Start of Data shown
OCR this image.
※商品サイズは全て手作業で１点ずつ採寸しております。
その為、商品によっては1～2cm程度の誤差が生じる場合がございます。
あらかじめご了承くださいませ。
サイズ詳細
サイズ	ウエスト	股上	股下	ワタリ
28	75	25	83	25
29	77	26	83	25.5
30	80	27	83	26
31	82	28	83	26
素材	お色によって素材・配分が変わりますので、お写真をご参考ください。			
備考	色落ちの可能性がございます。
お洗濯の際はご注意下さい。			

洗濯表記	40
End of Data shown
Start of Data shown
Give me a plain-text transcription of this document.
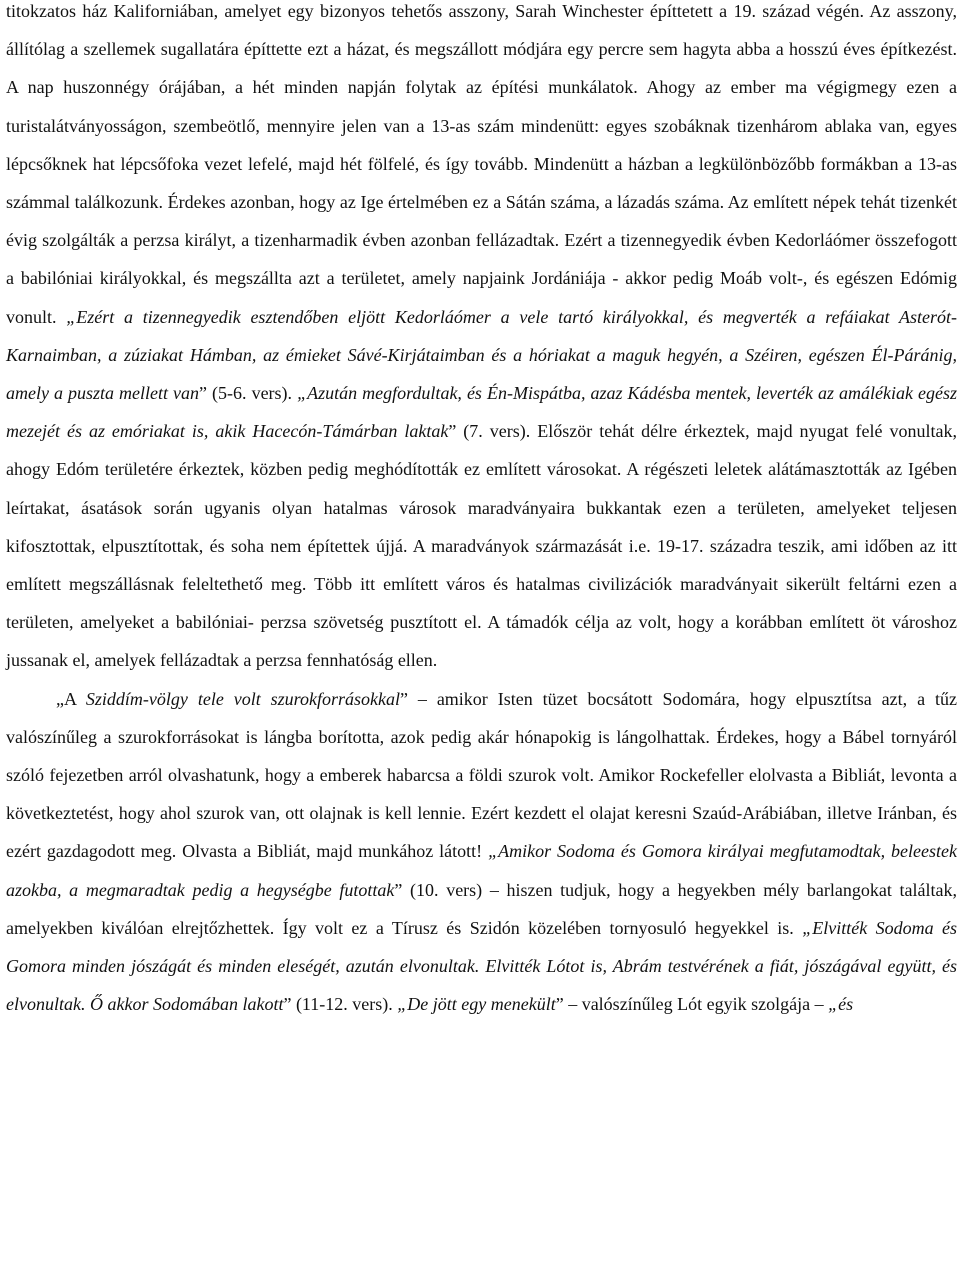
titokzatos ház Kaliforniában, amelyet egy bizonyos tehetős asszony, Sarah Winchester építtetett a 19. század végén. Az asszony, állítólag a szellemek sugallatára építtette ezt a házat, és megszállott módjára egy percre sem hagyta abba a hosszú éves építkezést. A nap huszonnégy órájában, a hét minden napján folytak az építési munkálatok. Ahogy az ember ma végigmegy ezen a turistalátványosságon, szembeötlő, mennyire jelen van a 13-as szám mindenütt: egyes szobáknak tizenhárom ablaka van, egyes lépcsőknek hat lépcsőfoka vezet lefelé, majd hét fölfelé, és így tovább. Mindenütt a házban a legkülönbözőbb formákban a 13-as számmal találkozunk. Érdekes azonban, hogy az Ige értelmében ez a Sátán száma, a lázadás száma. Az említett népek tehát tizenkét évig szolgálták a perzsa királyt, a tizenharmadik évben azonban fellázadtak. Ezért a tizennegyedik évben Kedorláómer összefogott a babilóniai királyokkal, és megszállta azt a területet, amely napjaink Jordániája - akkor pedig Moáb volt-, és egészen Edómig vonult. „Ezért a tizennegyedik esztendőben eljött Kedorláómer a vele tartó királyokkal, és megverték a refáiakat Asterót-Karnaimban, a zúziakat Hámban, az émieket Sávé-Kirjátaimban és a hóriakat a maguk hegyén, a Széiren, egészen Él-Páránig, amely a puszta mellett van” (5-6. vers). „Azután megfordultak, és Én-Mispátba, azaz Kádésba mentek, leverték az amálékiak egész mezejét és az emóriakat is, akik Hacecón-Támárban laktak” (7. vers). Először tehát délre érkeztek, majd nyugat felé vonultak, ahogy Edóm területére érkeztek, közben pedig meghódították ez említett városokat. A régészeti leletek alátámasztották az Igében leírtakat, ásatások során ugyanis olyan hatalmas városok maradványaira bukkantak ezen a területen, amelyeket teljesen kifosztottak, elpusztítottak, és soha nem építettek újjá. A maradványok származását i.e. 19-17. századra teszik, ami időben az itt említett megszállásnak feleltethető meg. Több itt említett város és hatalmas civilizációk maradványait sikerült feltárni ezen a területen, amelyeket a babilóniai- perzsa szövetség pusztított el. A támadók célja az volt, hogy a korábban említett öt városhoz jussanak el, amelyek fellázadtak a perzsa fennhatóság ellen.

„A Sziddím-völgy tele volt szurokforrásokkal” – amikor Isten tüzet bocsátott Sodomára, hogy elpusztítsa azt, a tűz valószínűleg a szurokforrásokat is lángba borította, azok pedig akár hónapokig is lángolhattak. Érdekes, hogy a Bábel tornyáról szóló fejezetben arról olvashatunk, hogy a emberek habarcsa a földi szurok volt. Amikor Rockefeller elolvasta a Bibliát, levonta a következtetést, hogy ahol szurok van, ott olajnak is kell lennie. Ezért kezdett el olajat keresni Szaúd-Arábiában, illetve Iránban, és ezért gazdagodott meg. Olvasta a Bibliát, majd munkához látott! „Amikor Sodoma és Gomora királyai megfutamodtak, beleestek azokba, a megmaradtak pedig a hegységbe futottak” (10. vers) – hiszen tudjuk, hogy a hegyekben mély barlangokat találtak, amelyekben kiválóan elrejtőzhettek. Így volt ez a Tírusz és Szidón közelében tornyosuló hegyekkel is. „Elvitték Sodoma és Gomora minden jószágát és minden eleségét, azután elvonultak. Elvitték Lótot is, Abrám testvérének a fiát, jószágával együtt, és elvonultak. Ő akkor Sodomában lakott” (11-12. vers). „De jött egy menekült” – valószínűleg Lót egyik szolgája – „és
End of Data shown
Start of Data shown
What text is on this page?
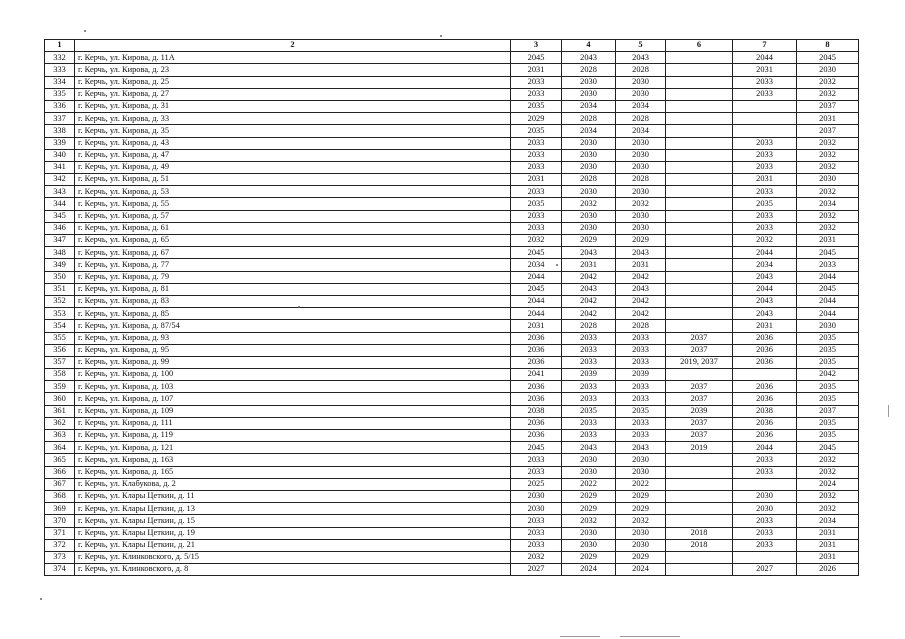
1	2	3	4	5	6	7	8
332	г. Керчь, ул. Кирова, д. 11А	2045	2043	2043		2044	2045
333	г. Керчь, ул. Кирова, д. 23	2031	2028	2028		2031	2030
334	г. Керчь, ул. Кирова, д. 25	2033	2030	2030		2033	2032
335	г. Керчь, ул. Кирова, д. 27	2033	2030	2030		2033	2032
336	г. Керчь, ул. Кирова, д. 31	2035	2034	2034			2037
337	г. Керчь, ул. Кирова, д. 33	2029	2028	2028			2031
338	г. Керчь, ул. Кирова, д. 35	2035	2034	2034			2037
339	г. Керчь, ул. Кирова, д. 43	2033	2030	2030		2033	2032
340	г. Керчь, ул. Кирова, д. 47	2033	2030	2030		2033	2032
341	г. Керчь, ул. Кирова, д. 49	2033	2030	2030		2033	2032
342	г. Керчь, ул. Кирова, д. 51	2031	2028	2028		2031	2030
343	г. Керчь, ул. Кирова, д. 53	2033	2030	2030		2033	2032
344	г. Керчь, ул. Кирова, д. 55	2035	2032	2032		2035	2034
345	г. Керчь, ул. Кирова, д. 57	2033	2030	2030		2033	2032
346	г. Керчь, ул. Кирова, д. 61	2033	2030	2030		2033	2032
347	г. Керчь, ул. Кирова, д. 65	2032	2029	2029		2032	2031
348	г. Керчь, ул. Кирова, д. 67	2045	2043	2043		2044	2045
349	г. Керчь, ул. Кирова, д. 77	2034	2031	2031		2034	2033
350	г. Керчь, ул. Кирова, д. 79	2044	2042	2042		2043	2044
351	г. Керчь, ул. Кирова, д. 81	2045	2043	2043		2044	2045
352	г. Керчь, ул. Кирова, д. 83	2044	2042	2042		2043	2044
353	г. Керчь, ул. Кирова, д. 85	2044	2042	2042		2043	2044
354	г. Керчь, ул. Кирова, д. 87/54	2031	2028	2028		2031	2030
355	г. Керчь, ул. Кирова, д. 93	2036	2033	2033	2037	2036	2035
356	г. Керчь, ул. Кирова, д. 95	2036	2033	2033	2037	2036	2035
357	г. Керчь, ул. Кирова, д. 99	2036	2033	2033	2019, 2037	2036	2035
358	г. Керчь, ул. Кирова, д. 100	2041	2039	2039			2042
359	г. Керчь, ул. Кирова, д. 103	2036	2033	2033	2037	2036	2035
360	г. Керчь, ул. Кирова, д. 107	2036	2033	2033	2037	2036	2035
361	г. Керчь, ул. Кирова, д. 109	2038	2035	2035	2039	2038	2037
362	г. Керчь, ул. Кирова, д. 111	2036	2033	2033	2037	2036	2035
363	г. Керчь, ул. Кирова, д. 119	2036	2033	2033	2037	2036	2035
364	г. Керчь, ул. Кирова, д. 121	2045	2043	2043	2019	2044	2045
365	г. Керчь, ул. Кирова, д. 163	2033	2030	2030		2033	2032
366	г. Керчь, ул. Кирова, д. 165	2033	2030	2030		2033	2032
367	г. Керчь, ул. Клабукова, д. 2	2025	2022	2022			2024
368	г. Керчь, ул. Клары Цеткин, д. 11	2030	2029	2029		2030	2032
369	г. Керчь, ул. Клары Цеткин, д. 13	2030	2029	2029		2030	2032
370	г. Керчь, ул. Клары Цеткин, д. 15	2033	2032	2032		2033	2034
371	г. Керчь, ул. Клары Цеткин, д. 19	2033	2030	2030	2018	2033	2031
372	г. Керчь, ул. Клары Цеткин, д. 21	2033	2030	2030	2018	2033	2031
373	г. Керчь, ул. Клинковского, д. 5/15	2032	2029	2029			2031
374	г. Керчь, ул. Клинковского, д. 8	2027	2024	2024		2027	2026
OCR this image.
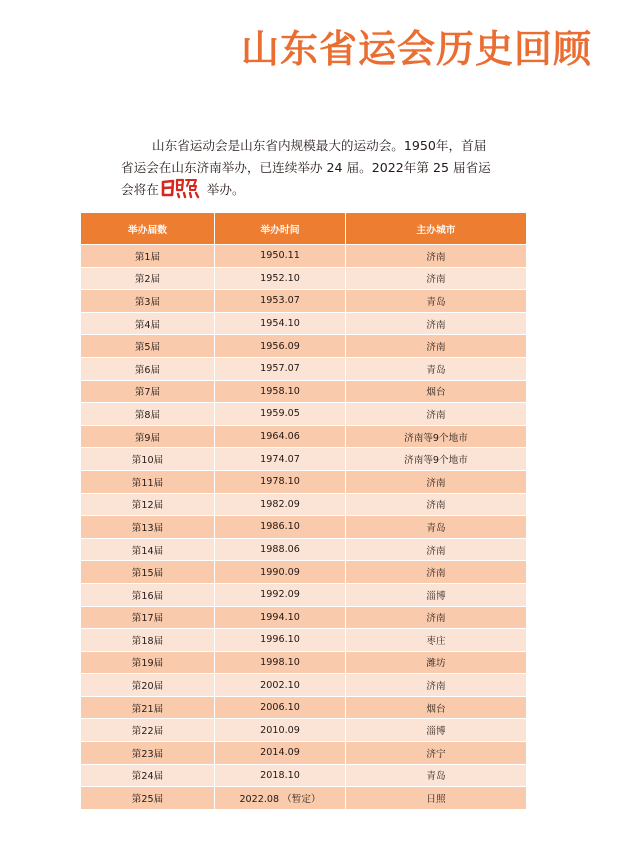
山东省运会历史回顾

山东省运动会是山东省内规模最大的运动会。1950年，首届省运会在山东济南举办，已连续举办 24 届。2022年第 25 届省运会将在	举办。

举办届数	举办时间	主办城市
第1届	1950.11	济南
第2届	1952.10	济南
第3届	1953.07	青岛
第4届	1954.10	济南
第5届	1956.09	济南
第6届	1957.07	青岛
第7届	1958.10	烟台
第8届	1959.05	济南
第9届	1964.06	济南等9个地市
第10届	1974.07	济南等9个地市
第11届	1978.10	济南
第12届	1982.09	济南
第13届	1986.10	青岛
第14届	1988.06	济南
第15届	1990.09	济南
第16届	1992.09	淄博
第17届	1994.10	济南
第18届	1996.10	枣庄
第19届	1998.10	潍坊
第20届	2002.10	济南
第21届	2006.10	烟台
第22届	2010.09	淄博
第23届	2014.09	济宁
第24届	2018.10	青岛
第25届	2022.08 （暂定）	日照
End of Data shown
Gather each line of the listing that holds the string "Клинковского".

Correct response:
373	г. Керчь, ул. Клинковского, д. 5/15	2032	2029	2029			2031
374	г. Керчь, ул. Клинковского, д. 8	2027	2024	2024		2027	2026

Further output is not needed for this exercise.